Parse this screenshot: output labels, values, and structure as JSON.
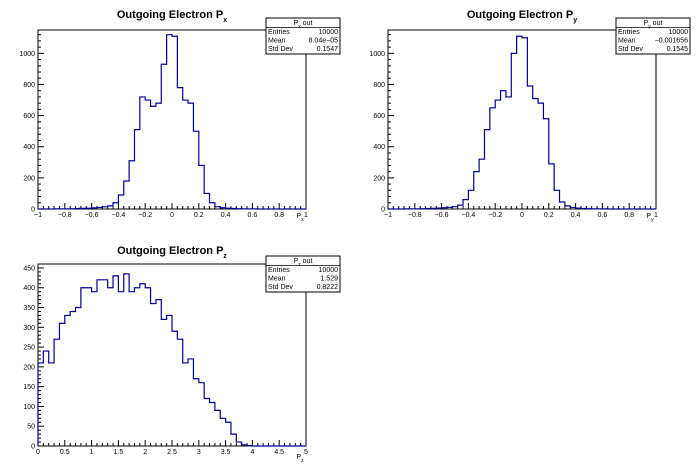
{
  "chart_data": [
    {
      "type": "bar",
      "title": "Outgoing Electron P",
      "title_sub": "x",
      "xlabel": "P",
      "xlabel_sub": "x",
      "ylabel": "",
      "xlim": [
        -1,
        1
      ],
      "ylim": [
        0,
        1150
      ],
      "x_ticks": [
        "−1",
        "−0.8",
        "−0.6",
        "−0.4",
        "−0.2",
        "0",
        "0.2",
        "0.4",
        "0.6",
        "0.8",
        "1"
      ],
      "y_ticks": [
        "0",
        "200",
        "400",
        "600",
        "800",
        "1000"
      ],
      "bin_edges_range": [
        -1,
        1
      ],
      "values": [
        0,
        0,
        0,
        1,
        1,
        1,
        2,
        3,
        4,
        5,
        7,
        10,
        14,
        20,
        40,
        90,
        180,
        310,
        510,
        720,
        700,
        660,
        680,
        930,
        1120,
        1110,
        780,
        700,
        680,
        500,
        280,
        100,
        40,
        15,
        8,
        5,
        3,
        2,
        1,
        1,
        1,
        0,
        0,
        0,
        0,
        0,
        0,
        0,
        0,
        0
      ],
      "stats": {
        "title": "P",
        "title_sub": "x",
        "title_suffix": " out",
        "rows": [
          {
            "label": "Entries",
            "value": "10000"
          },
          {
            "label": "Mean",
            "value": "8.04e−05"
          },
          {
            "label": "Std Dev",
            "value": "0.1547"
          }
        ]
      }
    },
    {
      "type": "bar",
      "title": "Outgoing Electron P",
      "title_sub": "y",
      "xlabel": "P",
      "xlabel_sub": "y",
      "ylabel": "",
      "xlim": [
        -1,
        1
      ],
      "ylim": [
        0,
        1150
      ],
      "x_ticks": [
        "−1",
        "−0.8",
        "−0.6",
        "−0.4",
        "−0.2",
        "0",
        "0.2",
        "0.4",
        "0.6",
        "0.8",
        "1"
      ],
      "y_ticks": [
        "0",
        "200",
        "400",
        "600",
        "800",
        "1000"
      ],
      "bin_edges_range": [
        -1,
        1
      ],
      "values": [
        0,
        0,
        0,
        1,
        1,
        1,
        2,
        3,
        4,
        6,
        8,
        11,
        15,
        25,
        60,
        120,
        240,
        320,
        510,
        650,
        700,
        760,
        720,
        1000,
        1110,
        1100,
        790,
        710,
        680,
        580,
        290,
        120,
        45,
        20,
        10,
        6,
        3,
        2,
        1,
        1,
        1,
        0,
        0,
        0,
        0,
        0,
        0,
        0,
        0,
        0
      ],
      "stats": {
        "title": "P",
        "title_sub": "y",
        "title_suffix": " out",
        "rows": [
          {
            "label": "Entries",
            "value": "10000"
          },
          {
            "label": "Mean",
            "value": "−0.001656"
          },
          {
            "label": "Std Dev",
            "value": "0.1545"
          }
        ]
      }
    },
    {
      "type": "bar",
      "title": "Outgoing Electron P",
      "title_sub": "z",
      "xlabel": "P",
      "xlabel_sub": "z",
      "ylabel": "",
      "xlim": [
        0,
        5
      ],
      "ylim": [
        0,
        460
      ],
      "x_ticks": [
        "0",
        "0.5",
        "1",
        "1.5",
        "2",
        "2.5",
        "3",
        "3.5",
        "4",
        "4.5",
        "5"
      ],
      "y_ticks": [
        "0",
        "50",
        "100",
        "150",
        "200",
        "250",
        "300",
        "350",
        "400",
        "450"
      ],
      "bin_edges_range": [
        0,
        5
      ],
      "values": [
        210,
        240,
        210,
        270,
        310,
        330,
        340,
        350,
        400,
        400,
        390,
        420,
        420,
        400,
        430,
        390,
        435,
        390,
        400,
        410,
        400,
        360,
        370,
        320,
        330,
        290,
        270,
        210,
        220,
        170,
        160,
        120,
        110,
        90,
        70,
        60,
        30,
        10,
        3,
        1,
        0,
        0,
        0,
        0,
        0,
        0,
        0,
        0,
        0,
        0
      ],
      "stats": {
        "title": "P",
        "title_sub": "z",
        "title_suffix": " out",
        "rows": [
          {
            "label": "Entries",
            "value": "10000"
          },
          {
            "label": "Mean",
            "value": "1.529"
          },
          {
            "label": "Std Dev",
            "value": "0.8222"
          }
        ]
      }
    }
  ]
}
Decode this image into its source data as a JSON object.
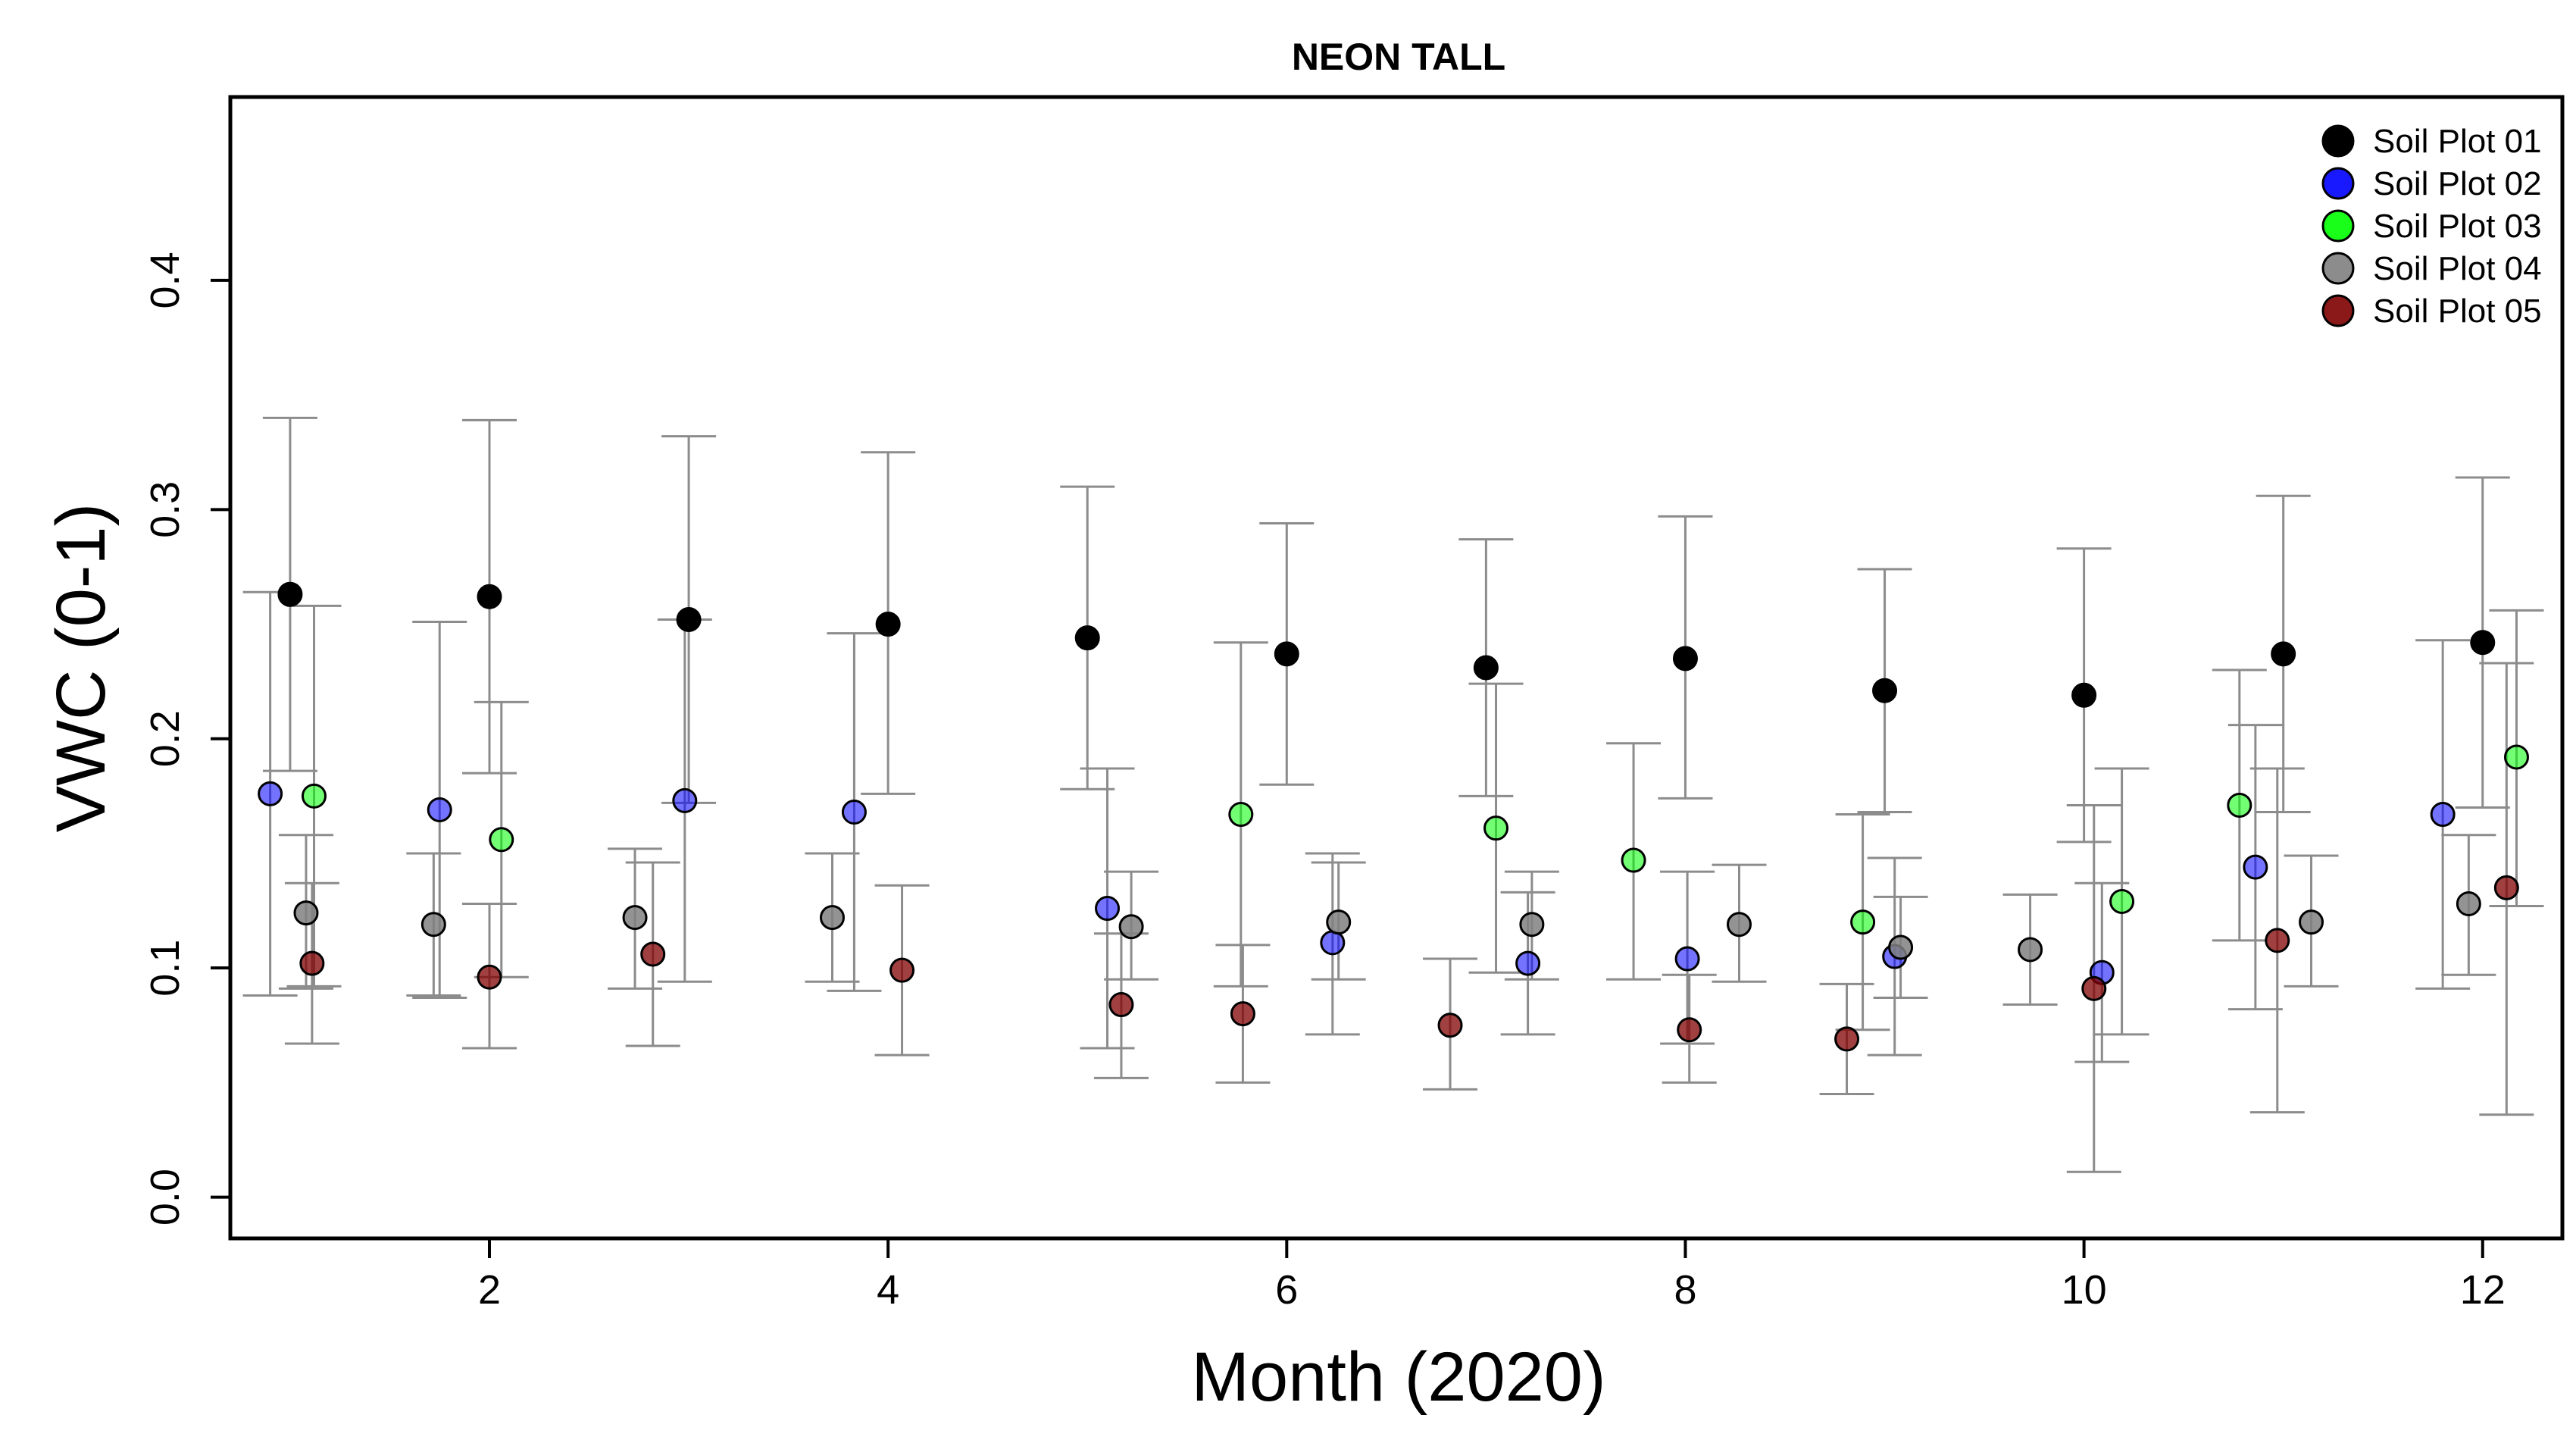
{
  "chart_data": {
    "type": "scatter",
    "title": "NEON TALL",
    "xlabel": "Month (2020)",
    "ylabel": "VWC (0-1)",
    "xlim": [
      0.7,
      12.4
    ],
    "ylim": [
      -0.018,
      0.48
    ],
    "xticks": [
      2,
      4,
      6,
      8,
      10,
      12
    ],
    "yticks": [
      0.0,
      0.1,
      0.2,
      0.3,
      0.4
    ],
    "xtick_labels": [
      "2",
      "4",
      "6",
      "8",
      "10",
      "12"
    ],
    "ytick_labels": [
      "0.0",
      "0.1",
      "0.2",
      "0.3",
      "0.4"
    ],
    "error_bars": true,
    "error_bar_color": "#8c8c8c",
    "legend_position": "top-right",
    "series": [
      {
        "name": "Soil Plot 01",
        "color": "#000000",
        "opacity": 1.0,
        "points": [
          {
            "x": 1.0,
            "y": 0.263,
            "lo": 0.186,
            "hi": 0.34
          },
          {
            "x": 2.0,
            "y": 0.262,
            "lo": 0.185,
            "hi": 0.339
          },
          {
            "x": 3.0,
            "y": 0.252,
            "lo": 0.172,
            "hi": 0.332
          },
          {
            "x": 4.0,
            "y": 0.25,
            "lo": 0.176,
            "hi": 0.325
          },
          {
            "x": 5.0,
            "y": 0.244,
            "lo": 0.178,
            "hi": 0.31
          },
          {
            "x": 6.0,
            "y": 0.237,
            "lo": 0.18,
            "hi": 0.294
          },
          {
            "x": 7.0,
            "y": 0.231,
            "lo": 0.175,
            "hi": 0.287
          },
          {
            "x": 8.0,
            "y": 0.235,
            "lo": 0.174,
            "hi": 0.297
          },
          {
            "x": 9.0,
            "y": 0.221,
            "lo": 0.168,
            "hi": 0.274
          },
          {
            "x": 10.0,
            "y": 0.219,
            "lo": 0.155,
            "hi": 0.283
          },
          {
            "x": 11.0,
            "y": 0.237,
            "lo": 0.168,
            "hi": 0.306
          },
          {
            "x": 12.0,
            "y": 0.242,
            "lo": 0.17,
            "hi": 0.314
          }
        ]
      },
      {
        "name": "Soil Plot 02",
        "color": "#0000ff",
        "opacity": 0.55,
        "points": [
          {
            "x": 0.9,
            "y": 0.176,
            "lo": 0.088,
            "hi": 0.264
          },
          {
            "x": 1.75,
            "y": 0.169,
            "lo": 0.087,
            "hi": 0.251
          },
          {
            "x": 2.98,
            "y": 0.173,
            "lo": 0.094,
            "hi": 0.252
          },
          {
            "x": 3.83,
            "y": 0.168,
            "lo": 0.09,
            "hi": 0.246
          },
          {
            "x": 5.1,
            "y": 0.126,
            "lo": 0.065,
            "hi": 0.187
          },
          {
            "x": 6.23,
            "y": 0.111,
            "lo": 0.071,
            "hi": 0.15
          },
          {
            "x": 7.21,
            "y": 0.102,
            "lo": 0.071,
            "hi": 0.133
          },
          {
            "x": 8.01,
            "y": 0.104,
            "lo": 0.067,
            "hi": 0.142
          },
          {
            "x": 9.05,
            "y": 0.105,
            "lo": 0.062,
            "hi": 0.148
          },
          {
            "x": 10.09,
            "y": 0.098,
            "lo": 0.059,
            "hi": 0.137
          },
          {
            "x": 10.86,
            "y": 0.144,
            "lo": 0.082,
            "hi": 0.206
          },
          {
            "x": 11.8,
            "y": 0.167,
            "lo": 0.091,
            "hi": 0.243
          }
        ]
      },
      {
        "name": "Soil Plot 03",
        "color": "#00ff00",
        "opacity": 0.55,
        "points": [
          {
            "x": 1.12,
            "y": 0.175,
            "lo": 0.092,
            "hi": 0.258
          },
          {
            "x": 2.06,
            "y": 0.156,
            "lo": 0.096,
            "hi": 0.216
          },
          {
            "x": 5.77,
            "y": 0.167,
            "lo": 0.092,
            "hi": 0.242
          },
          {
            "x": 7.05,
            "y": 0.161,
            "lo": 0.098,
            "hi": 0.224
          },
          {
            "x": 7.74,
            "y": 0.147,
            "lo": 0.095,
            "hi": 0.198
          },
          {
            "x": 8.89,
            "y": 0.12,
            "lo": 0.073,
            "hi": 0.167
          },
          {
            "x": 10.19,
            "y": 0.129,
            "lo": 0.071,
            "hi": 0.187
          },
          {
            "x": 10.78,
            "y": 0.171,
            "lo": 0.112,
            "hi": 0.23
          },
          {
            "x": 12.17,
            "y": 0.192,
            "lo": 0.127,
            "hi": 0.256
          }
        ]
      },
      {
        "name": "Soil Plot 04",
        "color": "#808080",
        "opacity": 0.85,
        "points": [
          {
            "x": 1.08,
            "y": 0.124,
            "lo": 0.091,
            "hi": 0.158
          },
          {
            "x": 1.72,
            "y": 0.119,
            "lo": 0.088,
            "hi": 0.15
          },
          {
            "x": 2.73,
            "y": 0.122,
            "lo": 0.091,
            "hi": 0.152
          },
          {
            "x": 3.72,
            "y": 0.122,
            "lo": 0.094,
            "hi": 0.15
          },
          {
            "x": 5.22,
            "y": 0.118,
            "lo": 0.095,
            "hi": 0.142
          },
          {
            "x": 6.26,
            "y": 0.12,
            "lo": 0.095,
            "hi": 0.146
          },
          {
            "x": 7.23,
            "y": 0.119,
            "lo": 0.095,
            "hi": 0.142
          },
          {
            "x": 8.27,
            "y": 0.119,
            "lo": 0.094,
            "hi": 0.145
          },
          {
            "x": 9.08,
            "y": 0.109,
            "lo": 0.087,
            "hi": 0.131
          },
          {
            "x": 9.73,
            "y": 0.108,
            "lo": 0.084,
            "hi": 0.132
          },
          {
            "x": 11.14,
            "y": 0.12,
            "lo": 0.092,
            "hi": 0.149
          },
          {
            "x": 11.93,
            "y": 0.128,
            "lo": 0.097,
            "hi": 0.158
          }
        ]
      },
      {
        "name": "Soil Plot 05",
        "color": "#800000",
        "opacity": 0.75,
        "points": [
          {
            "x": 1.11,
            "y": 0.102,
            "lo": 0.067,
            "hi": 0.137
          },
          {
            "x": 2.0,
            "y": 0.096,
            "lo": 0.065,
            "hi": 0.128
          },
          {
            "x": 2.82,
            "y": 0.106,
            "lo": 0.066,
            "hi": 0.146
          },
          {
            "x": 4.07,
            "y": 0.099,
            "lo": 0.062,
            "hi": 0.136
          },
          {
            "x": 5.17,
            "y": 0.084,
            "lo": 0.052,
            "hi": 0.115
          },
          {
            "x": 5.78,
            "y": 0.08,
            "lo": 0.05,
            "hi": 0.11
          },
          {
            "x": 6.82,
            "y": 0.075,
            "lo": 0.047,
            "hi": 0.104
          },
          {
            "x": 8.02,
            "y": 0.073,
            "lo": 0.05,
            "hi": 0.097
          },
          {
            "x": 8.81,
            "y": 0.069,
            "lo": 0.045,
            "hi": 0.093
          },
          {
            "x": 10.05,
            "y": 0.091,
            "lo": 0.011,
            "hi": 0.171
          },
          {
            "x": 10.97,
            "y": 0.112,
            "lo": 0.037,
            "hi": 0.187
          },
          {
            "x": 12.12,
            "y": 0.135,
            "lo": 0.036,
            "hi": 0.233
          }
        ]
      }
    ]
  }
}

§ **What to work on**
Take every line that includes the string "JSON" and copy it.

§ **Output for this task**
Parse this screenshot: output labels, values, and structure as JSON.
Decode this image into its source data as a JSON object.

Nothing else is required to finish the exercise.